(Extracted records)
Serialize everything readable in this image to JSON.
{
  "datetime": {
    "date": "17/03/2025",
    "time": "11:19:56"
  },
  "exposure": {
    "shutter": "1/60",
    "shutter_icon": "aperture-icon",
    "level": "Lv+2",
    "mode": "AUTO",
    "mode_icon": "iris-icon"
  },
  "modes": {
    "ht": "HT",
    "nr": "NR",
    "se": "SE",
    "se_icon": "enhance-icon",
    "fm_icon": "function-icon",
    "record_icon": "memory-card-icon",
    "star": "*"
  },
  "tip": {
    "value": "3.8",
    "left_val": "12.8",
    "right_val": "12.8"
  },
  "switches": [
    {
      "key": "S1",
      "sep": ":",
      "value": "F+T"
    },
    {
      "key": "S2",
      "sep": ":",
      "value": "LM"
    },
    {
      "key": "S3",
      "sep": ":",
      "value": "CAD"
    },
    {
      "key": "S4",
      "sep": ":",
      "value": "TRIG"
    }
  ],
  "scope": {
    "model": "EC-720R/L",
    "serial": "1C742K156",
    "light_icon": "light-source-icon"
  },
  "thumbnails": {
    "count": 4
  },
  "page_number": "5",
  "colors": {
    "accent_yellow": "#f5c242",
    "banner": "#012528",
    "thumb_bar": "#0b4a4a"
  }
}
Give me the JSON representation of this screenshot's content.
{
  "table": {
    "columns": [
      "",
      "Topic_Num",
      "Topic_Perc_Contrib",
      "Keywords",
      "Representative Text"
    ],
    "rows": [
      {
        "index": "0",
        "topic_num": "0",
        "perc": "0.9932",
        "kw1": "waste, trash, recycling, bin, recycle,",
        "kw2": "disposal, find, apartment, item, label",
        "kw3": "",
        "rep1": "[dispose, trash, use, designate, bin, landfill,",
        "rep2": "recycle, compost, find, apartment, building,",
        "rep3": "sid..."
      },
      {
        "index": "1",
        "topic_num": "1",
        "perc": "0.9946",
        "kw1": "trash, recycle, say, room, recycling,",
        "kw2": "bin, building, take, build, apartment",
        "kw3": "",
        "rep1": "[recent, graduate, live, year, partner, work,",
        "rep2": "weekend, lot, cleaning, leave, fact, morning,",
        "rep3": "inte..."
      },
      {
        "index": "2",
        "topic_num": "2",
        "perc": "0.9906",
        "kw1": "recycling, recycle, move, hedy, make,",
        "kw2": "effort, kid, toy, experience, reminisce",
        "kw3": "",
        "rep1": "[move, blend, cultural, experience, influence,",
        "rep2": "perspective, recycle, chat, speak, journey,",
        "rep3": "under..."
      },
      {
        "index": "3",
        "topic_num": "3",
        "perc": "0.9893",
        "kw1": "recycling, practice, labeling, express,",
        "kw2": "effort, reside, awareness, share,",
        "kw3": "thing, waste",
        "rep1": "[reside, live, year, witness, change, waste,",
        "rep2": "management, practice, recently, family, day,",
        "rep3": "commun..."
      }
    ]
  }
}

• Given request:
Say how many lines of the material contain the word "JSON", with no other text.

• Solution to this exercise:
2